### THE EXERCISE
Do any lines in the data below contain "schools"? If so, copy every one of them.

# # #

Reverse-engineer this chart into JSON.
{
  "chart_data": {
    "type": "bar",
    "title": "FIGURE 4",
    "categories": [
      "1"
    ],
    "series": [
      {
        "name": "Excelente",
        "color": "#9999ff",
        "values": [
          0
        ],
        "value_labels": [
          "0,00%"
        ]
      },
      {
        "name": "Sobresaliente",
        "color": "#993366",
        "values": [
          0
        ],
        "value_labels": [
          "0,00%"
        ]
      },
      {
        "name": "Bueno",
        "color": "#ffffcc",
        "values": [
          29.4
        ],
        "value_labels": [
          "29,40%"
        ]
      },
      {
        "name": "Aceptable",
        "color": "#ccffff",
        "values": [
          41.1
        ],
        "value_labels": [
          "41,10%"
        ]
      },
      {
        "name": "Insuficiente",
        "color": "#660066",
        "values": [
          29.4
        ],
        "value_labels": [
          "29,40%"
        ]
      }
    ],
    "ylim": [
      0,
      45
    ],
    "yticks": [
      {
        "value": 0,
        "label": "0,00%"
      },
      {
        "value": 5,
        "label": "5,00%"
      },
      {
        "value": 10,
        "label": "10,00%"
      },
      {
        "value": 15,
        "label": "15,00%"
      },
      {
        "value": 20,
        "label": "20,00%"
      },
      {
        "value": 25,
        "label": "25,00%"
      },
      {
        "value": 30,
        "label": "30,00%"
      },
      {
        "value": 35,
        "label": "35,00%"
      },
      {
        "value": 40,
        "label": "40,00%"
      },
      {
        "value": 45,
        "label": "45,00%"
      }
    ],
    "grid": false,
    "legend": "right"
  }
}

# # #

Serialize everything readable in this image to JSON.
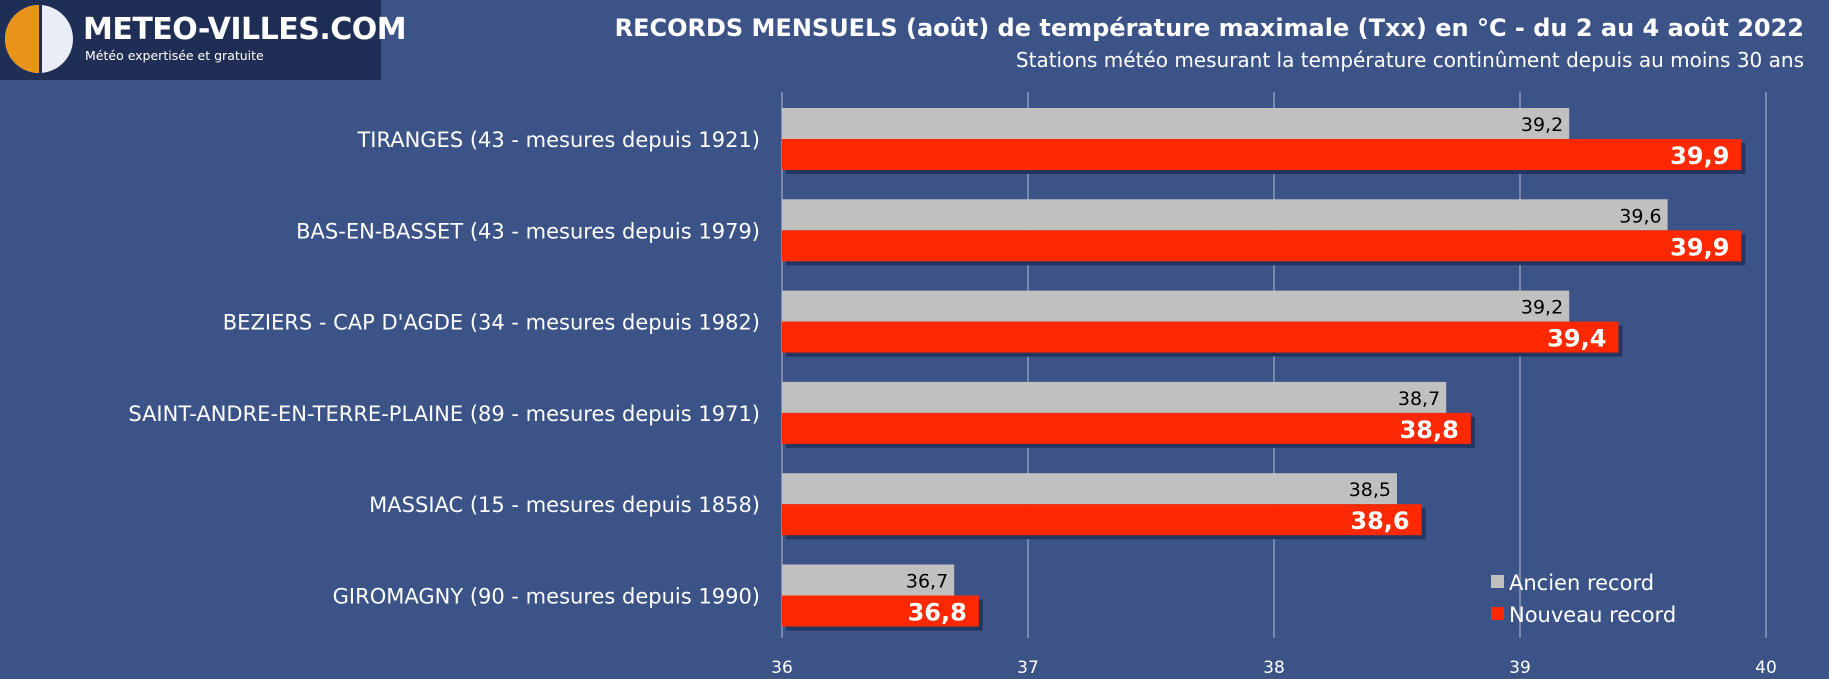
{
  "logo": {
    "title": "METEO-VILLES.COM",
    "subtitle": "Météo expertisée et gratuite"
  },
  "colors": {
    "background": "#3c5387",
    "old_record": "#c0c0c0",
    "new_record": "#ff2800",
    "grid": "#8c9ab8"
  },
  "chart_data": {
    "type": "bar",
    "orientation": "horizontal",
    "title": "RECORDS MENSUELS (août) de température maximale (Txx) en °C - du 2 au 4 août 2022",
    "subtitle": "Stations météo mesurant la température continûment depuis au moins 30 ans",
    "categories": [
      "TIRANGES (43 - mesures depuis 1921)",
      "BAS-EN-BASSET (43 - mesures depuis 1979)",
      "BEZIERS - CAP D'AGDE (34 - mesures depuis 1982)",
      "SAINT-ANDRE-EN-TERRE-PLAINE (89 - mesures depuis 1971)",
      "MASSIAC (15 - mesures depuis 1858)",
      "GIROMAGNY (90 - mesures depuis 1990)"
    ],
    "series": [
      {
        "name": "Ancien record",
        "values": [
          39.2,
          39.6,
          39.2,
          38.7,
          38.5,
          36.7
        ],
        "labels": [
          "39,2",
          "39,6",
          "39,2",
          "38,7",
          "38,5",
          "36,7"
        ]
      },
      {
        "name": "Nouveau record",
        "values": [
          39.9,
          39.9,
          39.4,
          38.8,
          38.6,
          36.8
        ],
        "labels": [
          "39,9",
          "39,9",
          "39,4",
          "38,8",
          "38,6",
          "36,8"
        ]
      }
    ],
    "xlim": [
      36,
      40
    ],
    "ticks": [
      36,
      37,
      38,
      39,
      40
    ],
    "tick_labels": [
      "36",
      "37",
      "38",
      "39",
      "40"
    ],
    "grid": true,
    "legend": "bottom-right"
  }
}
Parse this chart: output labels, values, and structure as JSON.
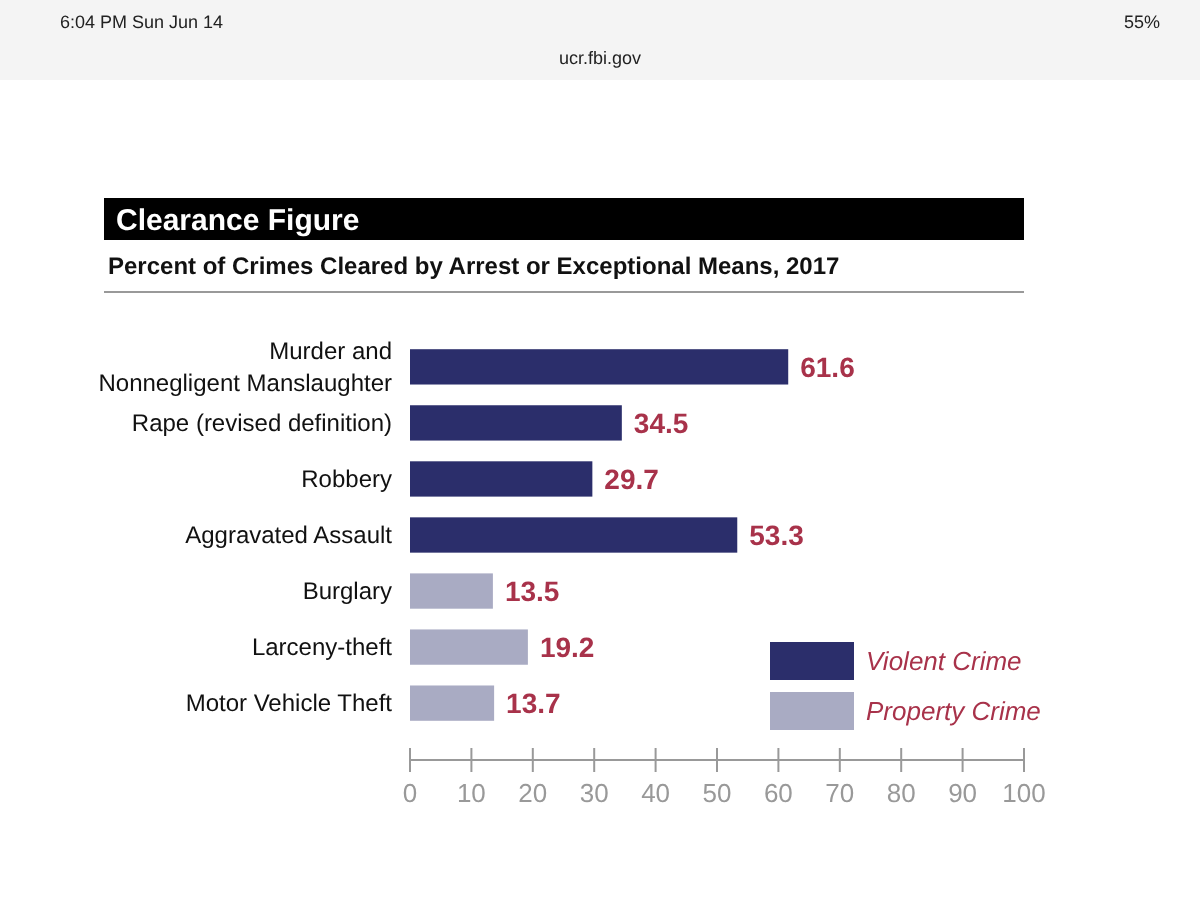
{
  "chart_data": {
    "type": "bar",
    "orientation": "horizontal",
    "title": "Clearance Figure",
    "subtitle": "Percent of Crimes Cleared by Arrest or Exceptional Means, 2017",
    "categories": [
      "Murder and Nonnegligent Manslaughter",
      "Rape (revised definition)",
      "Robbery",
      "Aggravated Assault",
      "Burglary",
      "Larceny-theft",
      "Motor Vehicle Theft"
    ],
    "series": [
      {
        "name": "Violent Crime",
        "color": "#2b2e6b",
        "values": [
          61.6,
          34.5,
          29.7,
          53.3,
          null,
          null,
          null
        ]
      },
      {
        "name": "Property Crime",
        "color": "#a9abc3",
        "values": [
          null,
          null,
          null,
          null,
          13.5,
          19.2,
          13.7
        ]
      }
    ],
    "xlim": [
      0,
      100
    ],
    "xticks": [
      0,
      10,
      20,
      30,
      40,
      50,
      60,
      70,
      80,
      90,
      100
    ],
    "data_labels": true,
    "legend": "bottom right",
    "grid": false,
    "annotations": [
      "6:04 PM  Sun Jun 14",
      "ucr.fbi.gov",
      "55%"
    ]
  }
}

# # #

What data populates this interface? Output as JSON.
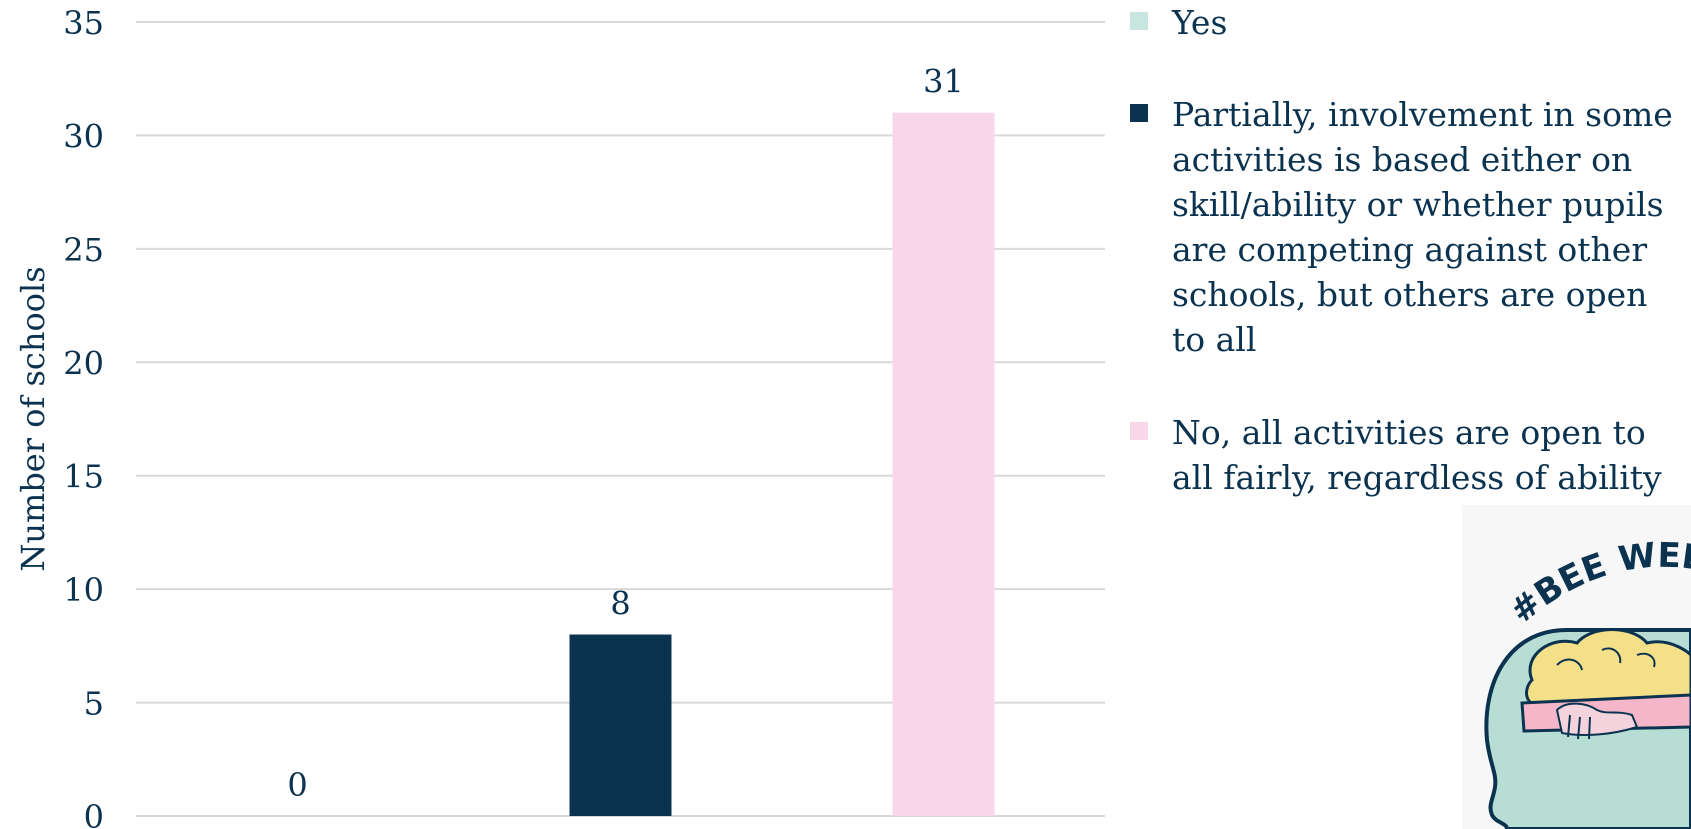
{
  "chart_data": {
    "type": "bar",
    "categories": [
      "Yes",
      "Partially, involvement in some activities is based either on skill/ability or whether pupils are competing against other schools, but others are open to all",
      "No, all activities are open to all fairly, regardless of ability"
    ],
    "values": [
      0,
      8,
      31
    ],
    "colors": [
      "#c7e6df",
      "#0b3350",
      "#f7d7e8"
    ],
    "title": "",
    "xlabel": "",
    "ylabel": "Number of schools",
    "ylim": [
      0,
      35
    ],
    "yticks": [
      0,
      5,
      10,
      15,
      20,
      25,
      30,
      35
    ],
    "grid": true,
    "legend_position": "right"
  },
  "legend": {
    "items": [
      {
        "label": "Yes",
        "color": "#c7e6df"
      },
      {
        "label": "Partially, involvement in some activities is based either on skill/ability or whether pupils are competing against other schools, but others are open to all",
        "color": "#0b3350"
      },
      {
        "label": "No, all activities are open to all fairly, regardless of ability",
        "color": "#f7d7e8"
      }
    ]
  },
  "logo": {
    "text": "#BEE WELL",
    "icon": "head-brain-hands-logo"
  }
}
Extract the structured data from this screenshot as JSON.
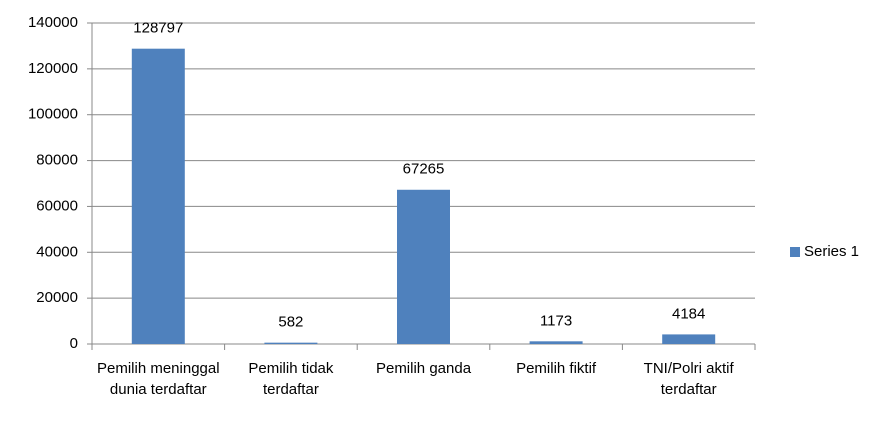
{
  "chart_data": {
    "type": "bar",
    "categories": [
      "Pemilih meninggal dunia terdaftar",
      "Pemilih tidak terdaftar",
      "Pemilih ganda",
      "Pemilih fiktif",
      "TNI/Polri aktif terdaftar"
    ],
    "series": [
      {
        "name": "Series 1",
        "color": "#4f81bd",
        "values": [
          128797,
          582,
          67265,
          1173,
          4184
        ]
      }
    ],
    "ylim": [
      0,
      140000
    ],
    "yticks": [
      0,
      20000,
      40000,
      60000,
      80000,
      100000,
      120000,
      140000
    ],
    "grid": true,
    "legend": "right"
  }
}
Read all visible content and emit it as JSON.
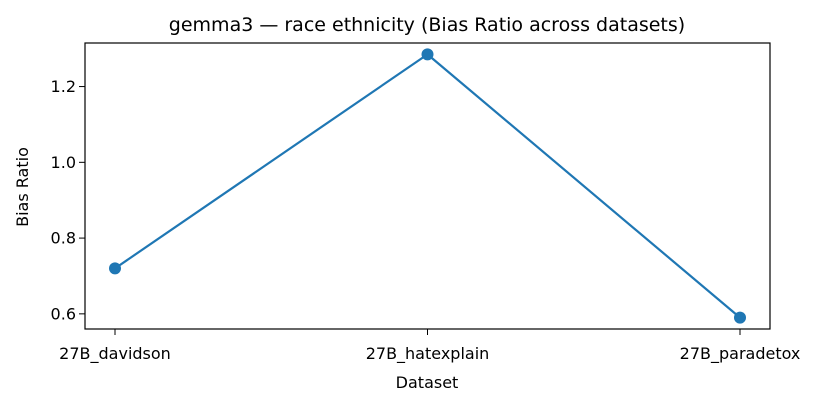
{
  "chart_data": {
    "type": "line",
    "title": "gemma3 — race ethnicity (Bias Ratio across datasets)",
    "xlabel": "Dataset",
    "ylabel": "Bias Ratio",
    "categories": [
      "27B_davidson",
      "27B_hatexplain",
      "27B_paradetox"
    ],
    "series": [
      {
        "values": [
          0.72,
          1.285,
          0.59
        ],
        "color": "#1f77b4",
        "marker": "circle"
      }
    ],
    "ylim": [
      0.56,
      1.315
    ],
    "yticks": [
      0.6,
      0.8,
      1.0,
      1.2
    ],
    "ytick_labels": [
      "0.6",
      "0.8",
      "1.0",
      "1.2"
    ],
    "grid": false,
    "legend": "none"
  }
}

# # #

### RESULT OF THE TASK
      "Partially, involvement in some activities is based either on skill/ability or whether pupils are competing against other schools, but others are open to all",
    "ylabel": "Number of schools",
        "label": "Partially, involvement in some activities is based either on skill/ability or whether pupils are competing against other schools, but others are open to all",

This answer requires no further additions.